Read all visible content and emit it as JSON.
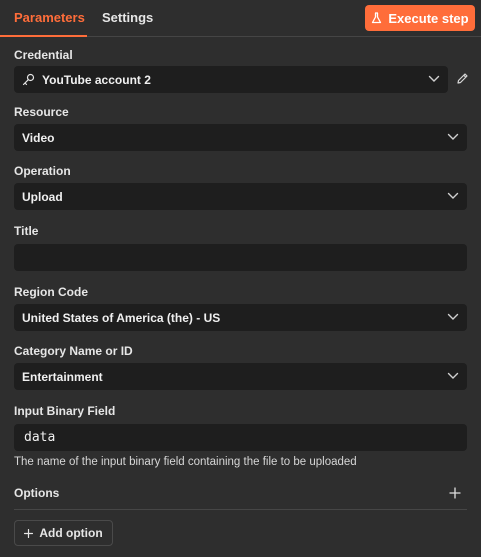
{
  "tabs": [
    {
      "label": "Parameters",
      "active": true
    },
    {
      "label": "Settings",
      "active": false
    }
  ],
  "execute_button": {
    "label": "Execute step",
    "icon": "flask-icon"
  },
  "fields": {
    "credential": {
      "label": "Credential",
      "value": "YouTube account 2",
      "icon": "key-icon",
      "edit_icon": "pencil-icon"
    },
    "resource": {
      "label": "Resource",
      "value": "Video"
    },
    "operation": {
      "label": "Operation",
      "value": "Upload"
    },
    "title": {
      "label": "Title",
      "value": ""
    },
    "region_code": {
      "label": "Region Code",
      "value": "United States of America (the) - US"
    },
    "category": {
      "label": "Category Name or ID",
      "value": "Entertainment"
    },
    "binary_field": {
      "label": "Input Binary Field",
      "value": "data",
      "hint": "The name of the input binary field containing the file to be uploaded"
    }
  },
  "options": {
    "label": "Options",
    "add_label": "Add option"
  },
  "colors": {
    "accent": "#ff6d3a",
    "background": "#2e2e2e",
    "input": "#1e1e1e"
  }
}
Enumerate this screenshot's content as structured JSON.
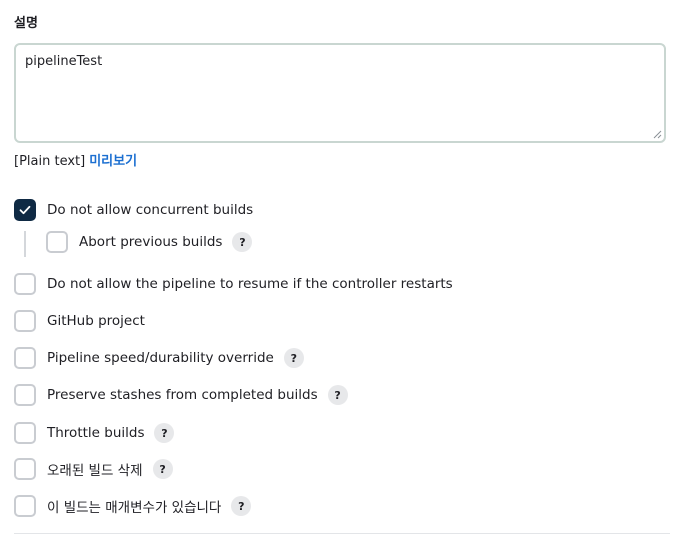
{
  "description": {
    "label": "설명",
    "value": "pipelineTest",
    "format_text": "[Plain text]",
    "preview_link": "미리보기"
  },
  "options": [
    {
      "label": "Do not allow concurrent builds",
      "checked": true,
      "help": false
    },
    {
      "label": "Abort previous builds",
      "checked": false,
      "help": true,
      "nested": true
    },
    {
      "label": "Do not allow the pipeline to resume if the controller restarts",
      "checked": false,
      "help": false
    },
    {
      "label": "GitHub project",
      "checked": false,
      "help": false
    },
    {
      "label": "Pipeline speed/durability override",
      "checked": false,
      "help": true
    },
    {
      "label": "Preserve stashes from completed builds",
      "checked": false,
      "help": true
    },
    {
      "label": "Throttle builds",
      "checked": false,
      "help": true
    },
    {
      "label": "오래된 빌드 삭제",
      "checked": false,
      "help": true
    },
    {
      "label": "이 빌드는 매개변수가 있습니다",
      "checked": false,
      "help": true
    }
  ],
  "help_glyph": "?",
  "icons": {
    "check": "checkmark-icon",
    "help": "help-icon",
    "resize": "resize-grip-icon"
  },
  "colors": {
    "checked_fill": "#0f2a44",
    "link": "#1b6fd1",
    "textarea_border": "#c9d6d1"
  }
}
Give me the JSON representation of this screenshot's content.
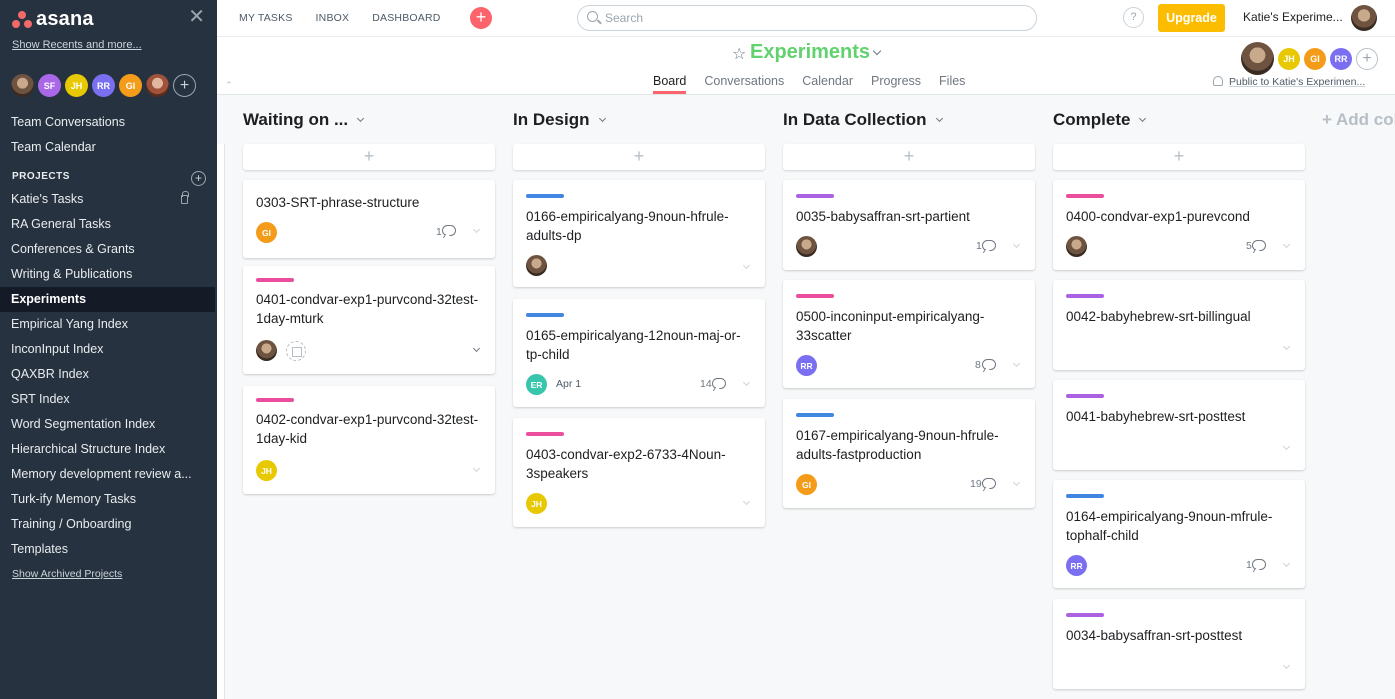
{
  "app": {
    "logo_text": "asana"
  },
  "sidebar": {
    "show_recents": "Show Recents and more...",
    "avatars": [
      {
        "initials": "",
        "type": "photo"
      },
      {
        "initials": "SF",
        "color": "#a968e8"
      },
      {
        "initials": "JH",
        "color": "#e8c800"
      },
      {
        "initials": "RR",
        "color": "#7a6ff0"
      },
      {
        "initials": "GI",
        "color": "#f49c1a"
      },
      {
        "initials": "",
        "type": "photo"
      }
    ],
    "links": [
      "Team Conversations",
      "Team Calendar"
    ],
    "projects_heading": "PROJECTS",
    "projects": [
      {
        "label": "Katie's Tasks",
        "locked": true
      },
      {
        "label": "RA General Tasks"
      },
      {
        "label": "Conferences & Grants"
      },
      {
        "label": "Writing & Publications"
      },
      {
        "label": "Experiments",
        "active": true
      },
      {
        "label": "Empirical Yang Index"
      },
      {
        "label": "InconInput Index"
      },
      {
        "label": "QAXBR Index"
      },
      {
        "label": "SRT Index"
      },
      {
        "label": "Word Segmentation Index"
      },
      {
        "label": "Hierarchical Structure Index"
      },
      {
        "label": "Memory development review a..."
      },
      {
        "label": "Turk-ify Memory Tasks"
      },
      {
        "label": "Training / Onboarding"
      },
      {
        "label": "Templates"
      }
    ],
    "show_archived": "Show Archived Projects"
  },
  "topbar": {
    "nav": [
      "MY TASKS",
      "INBOX",
      "DASHBOARD"
    ],
    "search_placeholder": "Search",
    "help": "?",
    "upgrade": "Upgrade",
    "org_name": "Katie's Experime..."
  },
  "project": {
    "title": "Experiments",
    "tabs": [
      "Board",
      "Conversations",
      "Calendar",
      "Progress",
      "Files"
    ],
    "active_tab": "Board",
    "members": [
      {
        "initials": "JH",
        "color": "#e8c800"
      },
      {
        "initials": "GI",
        "color": "#f49c1a"
      },
      {
        "initials": "RR",
        "color": "#7a6ff0"
      }
    ],
    "privacy": "Public to Katie's Experimen..."
  },
  "board": {
    "add_column": "+ Add col",
    "columns": [
      {
        "title": "Waiting on ...",
        "cards": [
          {
            "title": "0303-SRT-phrase-structure",
            "assignee": "GI",
            "assignee_color": "#f49c1a",
            "comments": "1"
          },
          {
            "title": "0401-condvar-exp1-purvcond-32test-1day-mturk",
            "tag": "#ea4e9d",
            "assignee": "photo"
          },
          {
            "title": "0402-condvar-exp1-purvcond-32test-1day-kid",
            "tag": "#ea4e9d",
            "assignee": "JH",
            "assignee_color": "#e8c800"
          }
        ]
      },
      {
        "title": "In Design",
        "cards": [
          {
            "title": "0166-empiricalyang-9noun-hfrule-adults-dp",
            "tag": "#4186e0",
            "assignee": "photo"
          },
          {
            "title": "0165-empiricalyang-12noun-maj-or-tp-child",
            "tag": "#4186e0",
            "assignee": "ER",
            "assignee_color": "#37c5ab",
            "due": "Apr 1",
            "comments": "14"
          },
          {
            "title": "0403-condvar-exp2-6733-4Noun-3speakers",
            "tag": "#ea4e9d",
            "assignee": "JH",
            "assignee_color": "#e8c800"
          }
        ]
      },
      {
        "title": "In Data Collection",
        "cards": [
          {
            "title": "0035-babysaffran-srt-partient",
            "tag": "#aa62e3",
            "assignee": "photo",
            "comments": "1"
          },
          {
            "title": "0500-inconinput-empiricalyang-33scatter",
            "tag": "#ea4e9d",
            "assignee": "RR",
            "assignee_color": "#7a6ff0",
            "comments": "8"
          },
          {
            "title": "0167-empiricalyang-9noun-hfrule-adults-fastproduction",
            "tag": "#4186e0",
            "assignee": "GI",
            "assignee_color": "#f49c1a",
            "comments": "19"
          }
        ]
      },
      {
        "title": "Complete",
        "cards": [
          {
            "title": "0400-condvar-exp1-purevcond",
            "tag": "#ea4e9d",
            "assignee": "photo",
            "comments": "5"
          },
          {
            "title": "0042-babyhebrew-srt-billingual",
            "tag": "#aa62e3"
          },
          {
            "title": "0041-babyhebrew-srt-posttest",
            "tag": "#aa62e3"
          },
          {
            "title": "0164-empiricalyang-9noun-mfrule-tophalf-child",
            "tag": "#4186e0",
            "assignee": "RR",
            "assignee_color": "#7a6ff0",
            "comments": "1"
          },
          {
            "title": "0034-babysaffran-srt-posttest",
            "tag": "#aa62e3"
          }
        ]
      }
    ]
  }
}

_Exercise objective_. Check the data for the word "Conversations" and pull out the lines that have it.

_Correct response_.
      "Team Conversations",
      "Conversations",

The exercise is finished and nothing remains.